Count how many lines include "away" and answer with that number only.

• [Material to process]
◆ ◆ ◆ ◆

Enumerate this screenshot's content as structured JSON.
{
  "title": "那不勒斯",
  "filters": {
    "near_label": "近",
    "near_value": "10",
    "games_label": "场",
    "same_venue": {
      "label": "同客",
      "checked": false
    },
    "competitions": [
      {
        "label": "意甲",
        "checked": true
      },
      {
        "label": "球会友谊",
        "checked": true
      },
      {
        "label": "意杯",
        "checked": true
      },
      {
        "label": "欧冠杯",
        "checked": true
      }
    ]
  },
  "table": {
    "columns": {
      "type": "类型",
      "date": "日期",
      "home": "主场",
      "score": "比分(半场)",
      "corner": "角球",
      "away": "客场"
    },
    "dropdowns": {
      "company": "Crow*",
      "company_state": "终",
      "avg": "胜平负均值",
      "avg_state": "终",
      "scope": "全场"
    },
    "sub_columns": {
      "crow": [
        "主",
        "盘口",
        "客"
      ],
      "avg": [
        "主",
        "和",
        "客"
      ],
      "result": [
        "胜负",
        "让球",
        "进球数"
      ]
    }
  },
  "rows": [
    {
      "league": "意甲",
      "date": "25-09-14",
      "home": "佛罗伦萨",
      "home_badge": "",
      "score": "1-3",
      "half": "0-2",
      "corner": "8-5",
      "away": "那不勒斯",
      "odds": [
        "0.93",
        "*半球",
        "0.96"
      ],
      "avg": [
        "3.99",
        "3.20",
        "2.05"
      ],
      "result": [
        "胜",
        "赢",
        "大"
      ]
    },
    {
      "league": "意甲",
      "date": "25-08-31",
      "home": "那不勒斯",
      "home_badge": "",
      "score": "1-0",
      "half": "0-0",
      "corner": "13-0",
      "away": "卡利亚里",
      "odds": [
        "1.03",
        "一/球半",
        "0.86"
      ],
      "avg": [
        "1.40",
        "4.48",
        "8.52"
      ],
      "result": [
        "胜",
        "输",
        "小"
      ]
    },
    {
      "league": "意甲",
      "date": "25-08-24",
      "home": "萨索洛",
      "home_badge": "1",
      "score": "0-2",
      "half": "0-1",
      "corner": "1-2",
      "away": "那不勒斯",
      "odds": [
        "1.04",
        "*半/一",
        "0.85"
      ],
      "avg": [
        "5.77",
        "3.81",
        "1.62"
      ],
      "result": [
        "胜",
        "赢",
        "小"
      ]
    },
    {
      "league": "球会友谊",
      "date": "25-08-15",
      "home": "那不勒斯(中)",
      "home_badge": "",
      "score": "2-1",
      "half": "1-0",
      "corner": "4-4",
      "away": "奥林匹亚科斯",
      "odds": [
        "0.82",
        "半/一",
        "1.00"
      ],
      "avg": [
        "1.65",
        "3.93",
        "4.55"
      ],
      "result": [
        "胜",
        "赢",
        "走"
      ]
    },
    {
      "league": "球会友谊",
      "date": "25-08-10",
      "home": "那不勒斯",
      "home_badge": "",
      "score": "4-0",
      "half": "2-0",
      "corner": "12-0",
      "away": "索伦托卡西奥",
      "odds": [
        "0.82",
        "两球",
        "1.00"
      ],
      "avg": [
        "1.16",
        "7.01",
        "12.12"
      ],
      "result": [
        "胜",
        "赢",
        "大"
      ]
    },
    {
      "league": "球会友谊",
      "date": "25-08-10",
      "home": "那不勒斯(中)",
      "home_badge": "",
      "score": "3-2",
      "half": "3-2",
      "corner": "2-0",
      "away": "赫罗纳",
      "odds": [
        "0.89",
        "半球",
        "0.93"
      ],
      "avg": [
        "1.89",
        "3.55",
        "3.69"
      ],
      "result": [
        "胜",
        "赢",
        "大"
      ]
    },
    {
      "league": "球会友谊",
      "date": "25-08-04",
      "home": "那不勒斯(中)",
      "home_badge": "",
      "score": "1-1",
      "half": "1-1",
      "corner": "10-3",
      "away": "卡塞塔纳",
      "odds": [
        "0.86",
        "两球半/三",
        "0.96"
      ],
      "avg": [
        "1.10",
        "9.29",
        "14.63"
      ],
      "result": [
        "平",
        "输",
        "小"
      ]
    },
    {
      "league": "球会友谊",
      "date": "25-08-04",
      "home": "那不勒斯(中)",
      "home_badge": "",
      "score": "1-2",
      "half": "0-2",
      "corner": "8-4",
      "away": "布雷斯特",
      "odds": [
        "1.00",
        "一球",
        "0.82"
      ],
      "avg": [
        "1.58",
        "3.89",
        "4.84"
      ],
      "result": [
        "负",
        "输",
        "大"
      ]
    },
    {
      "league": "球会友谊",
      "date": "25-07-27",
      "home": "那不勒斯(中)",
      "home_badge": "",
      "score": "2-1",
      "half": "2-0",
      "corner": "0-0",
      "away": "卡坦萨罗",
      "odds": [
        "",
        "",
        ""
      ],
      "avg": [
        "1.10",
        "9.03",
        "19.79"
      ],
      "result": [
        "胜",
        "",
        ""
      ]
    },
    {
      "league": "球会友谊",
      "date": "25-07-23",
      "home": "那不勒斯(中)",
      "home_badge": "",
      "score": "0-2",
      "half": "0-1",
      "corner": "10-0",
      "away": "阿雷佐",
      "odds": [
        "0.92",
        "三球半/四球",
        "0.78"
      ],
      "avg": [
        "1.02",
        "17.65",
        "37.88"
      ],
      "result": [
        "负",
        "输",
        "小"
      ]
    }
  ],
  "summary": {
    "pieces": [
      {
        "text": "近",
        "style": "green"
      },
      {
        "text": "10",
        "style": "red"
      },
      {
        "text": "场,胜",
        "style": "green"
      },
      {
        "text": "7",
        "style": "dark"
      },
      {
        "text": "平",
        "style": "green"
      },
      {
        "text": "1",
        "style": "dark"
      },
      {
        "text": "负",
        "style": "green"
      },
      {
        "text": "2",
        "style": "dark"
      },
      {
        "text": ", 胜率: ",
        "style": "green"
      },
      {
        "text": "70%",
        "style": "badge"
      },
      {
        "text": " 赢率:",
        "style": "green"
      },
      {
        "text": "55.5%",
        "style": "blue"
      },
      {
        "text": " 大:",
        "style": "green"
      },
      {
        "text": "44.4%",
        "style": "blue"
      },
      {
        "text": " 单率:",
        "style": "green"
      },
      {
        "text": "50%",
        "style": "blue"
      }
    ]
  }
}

◆ ◆ ◆ ◆

• [The reply]
11